> [WHAT IS BEING ASKED]: Give every line from the entries that contains "Existenz".

-- START OF GIVEN INFORMATION --

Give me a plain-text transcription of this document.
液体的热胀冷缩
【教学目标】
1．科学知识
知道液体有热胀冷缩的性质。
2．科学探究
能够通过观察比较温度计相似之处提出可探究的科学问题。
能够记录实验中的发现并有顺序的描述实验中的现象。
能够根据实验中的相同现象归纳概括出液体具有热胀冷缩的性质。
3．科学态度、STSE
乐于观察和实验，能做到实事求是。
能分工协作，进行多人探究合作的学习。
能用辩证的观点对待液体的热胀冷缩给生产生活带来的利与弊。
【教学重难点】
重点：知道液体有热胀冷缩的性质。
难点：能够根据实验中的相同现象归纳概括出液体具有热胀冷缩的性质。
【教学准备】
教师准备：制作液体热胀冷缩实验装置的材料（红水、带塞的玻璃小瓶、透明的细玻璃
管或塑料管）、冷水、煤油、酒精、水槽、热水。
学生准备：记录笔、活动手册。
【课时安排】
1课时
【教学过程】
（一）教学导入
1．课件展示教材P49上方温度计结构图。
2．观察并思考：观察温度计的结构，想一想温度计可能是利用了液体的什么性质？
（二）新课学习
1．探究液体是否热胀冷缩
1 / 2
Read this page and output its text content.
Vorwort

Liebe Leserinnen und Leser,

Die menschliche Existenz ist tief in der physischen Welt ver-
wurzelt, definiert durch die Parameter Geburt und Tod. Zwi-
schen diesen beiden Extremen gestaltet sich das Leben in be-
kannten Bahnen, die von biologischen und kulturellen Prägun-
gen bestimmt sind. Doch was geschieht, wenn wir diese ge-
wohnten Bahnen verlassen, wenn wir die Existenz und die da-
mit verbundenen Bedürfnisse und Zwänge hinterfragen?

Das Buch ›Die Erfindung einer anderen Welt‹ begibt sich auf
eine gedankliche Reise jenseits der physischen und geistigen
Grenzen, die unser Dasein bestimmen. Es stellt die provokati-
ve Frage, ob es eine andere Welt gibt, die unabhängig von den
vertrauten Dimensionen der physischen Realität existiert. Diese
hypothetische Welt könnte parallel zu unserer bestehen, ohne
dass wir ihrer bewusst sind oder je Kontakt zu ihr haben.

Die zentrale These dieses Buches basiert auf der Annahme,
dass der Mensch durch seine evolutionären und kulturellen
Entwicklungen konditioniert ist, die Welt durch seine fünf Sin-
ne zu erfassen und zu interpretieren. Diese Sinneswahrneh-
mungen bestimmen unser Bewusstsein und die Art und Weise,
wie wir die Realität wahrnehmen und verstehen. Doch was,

-- END OF GIVEN INFORMATION --

> [FULL SOLUTION]:
Die menschliche Existenz ist tief in der physischen Welt ver-
wohnten Bahnen verlassen, wenn wir die Existenz und die da-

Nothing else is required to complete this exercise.